Search the records for the word "Georgia" and pick out every line that has it.
[Begin The data]
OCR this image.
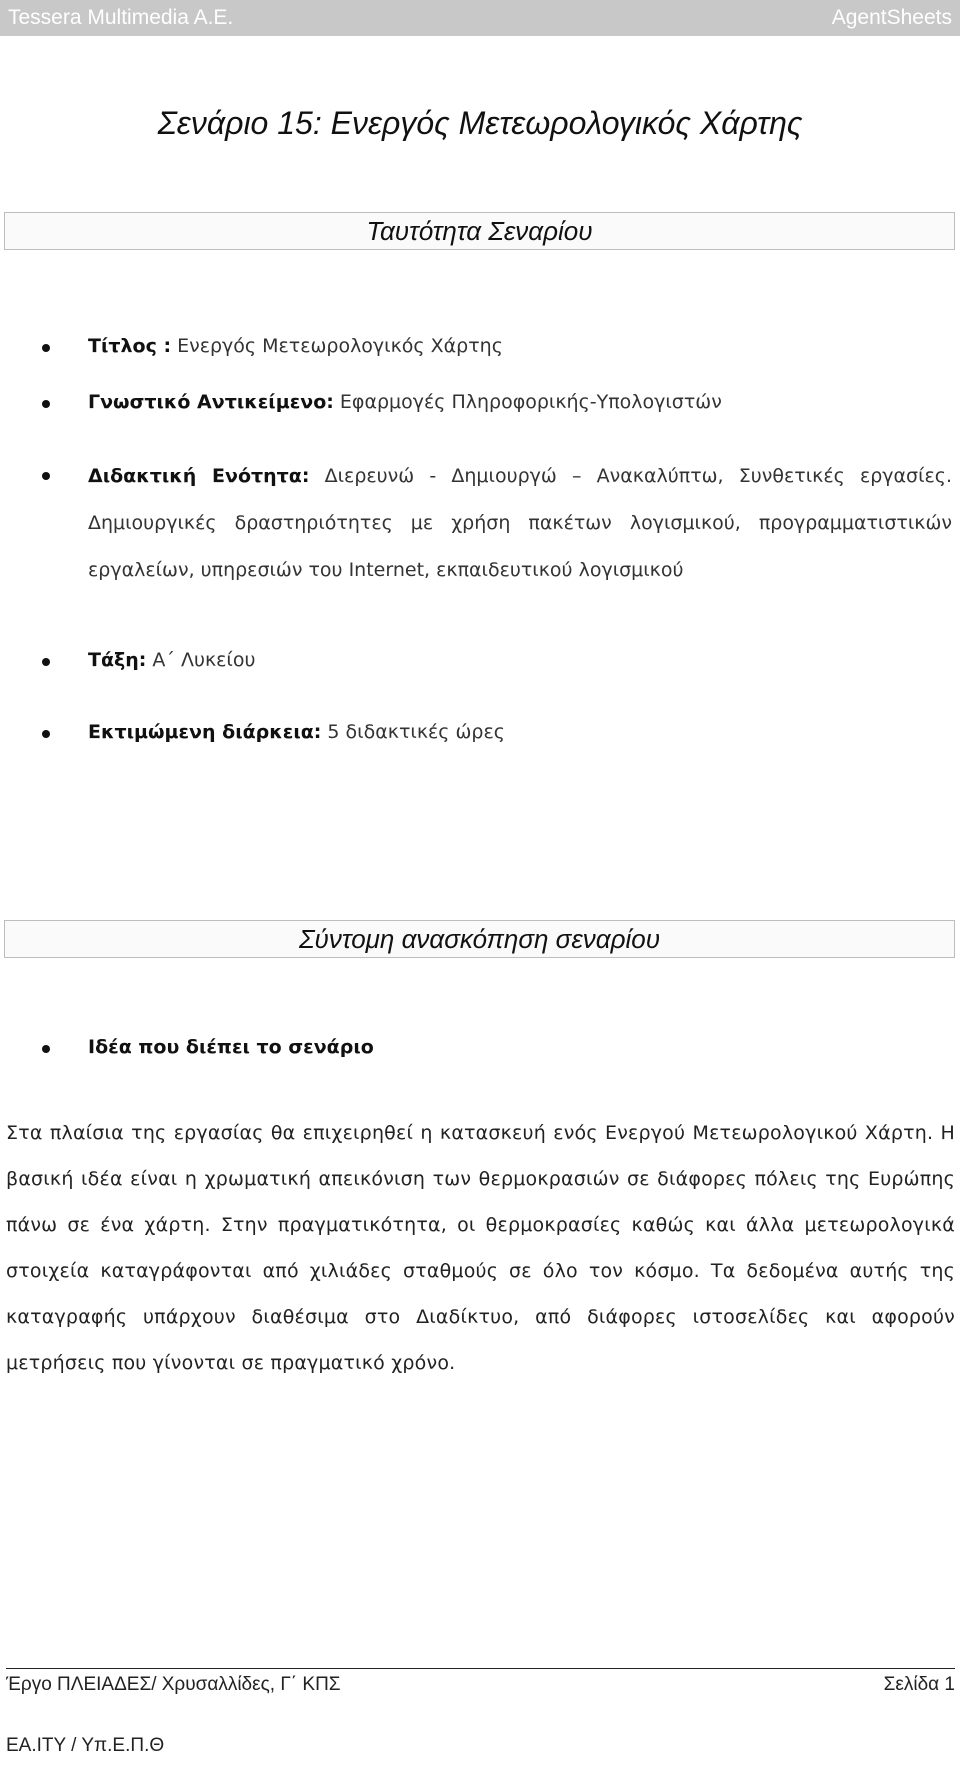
Tessera Multimedia A.E.	AgentSheets
Σενάριο 15: Ενεργός Μετεωρολογικός Χάρτης
Ταυτότητα Σεναρίου
Τίτλος : Ενεργός Μετεωρολογικός Χάρτης
Γνωστικό Αντικείμενο: Εφαρμογές Πληροφορικής-Υπολογιστών
Διδακτική Ενότητα: Διερευνώ - Δημιουργώ – Ανακαλύπτω, Συνθετικές εργασίες. Δημιουργικές δραστηριότητες με χρήση πακέτων λογισμικού, προγραμματιστικών εργαλείων, υπηρεσιών του Internet, εκπαιδευτικού λογισμικού
Τάξη: Α΄ Λυκείου
Εκτιμώμενη διάρκεια: 5 διδακτικές ώρες
Σύντομη ανασκόπηση σεναρίου
Ιδέα που διέπει το σενάριο
Στα πλαίσια της εργασίας θα επιχειρηθεί η κατασκευή ενός Ενεργού Μετεωρολογικού Χάρτη. Η βασική ιδέα είναι η χρωματική απεικόνιση των θερμοκρασιών σε διάφορες πόλεις της Ευρώπης πάνω σε ένα χάρτη. Στην πραγματικότητα, οι θερμοκρασίες καθώς και άλλα μετεωρολογικά στοιχεία καταγράφονται από χιλιάδες σταθμούς σε όλο τον κόσμο. Τα δεδομένα αυτής της καταγραφής υπάρχουν διαθέσιμα στο Διαδίκτυο, από διάφορες ιστοσελίδες και αφορούν μετρήσεις που γίνονται σε πραγματικό χρόνο.
Έργο ΠΛΕΙΑΔΕΣ/ Χρυσαλλίδες, Γ΄ ΚΠΣ	Σελίδα 1
ΕΑ.ΙΤΥ / Υπ.Ε.Π.Θ
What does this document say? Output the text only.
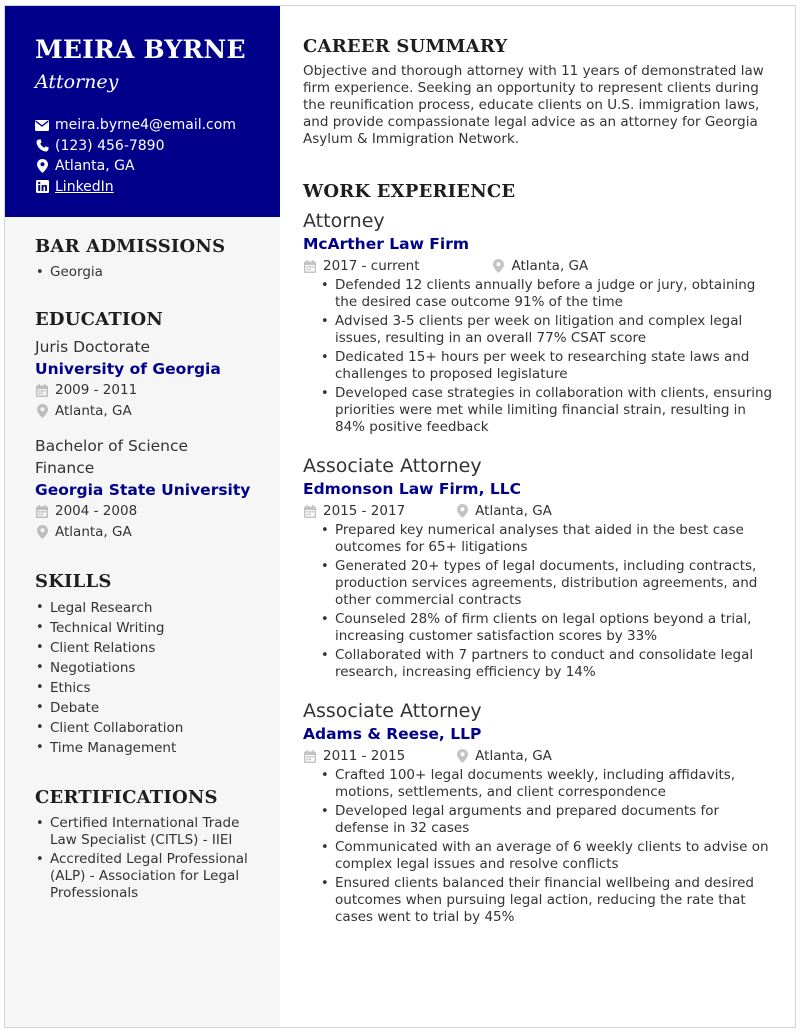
MEIRA BYRNE
Attorney
meira.byrne4@email.com
(123) 456-7890
Atlanta, GA
LinkedIn
BAR ADMISSIONS
• Georgia
EDUCATION
Juris Doctorate
University of Georgia
2009 - 2011
Atlanta, GA
Bachelor of Science
Finance
Georgia State University
2004 - 2008
Atlanta, GA
SKILLS
• Legal Research
• Technical Writing
• Client Relations
• Negotiations
• Ethics
• Debate
• Client Collaboration
• Time Management
CERTIFICATIONS
• Certified International Trade Law Specialist (CITLS) - IIEI
• Accredited Legal Professional (ALP) - Association for Legal Professionals
CAREER SUMMARY
Objective and thorough attorney with 11 years of demonstrated law firm experience. Seeking an opportunity to represent clients during the reunification process, educate clients on U.S. immigration laws, and provide compassionate legal advice as an attorney for Georgia Asylum & Immigration Network.
WORK EXPERIENCE
Attorney
McArther Law Firm
2017 - current	Atlanta, GA
• Defended 12 clients annually before a judge or jury, obtaining the desired case outcome 91% of the time
• Advised 3-5 clients per week on litigation and complex legal issues, resulting in an overall 77% CSAT score
• Dedicated 15+ hours per week to researching state laws and challenges to proposed legislature
• Developed case strategies in collaboration with clients, ensuring priorities were met while limiting financial strain, resulting in 84% positive feedback
Associate Attorney
Edmonson Law Firm, LLC
2015 - 2017	Atlanta, GA
• Prepared key numerical analyses that aided in the best case outcomes for 65+ litigations
• Generated 20+ types of legal documents, including contracts, production services agreements, distribution agreements, and other commercial contracts
• Counseled 28% of firm clients on legal options beyond a trial, increasing customer satisfaction scores by 33%
• Collaborated with 7 partners to conduct and consolidate legal research, increasing efficiency by 14%
Associate Attorney
Adams & Reese, LLP
2011 - 2015	Atlanta, GA
• Crafted 100+ legal documents weekly, including affidavits, motions, settlements, and client correspondence
• Developed legal arguments and prepared documents for defense in 32 cases
• Communicated with an average of 6 weekly clients to advise on complex legal issues and resolve conflicts
• Ensured clients balanced their financial wellbeing and desired outcomes when pursuing legal action, reducing the rate that cases went to trial by 45%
[End The data]
## Final answer
• Georgia
University of Georgia
Georgia State University
Objective and thorough attorney with 11 years of demonstrated law firm experience. Seeking an opportunity to represent clients during the reunification process, educate clients on U.S. immigration laws, and provide compassionate legal advice as an attorney for Georgia Asylum & Immigration Network.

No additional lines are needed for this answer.